- Exercise aim -
Determine the count of lines holding the string "true". Return only the number.

--- START ---

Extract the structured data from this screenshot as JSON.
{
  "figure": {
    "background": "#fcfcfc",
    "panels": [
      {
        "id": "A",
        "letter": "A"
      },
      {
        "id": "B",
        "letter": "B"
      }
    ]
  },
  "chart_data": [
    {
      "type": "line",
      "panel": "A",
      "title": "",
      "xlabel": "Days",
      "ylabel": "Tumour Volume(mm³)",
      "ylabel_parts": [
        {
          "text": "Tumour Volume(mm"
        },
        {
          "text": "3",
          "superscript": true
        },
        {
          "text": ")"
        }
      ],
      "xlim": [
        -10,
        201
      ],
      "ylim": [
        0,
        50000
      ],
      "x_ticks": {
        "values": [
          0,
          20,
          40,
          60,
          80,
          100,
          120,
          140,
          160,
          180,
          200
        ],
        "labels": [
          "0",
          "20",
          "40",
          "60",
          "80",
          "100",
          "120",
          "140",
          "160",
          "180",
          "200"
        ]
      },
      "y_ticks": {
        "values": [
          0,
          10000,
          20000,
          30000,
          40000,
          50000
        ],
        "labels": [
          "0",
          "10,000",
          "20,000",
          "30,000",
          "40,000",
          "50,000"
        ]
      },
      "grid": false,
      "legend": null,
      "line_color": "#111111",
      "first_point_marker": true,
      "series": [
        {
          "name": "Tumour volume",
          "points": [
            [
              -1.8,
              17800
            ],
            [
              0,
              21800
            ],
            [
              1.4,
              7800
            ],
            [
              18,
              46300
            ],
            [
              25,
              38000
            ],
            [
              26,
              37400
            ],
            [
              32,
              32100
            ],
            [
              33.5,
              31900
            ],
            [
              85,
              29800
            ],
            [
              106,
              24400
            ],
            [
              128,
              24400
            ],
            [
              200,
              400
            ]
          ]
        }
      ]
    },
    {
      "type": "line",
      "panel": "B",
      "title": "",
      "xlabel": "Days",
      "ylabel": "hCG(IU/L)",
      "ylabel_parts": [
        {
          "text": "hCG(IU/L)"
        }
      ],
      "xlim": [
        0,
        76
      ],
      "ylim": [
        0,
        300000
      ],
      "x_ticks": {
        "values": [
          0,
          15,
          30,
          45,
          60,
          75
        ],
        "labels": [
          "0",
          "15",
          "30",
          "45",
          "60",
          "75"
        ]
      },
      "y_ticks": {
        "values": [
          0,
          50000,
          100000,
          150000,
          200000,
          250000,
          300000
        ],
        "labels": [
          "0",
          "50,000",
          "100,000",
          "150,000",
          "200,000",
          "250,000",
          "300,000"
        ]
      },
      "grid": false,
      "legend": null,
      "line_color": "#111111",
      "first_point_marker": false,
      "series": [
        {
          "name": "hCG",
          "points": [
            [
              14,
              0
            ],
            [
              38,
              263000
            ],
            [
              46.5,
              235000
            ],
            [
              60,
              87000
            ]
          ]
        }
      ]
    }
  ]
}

--- END ---

- Exercise solution -
2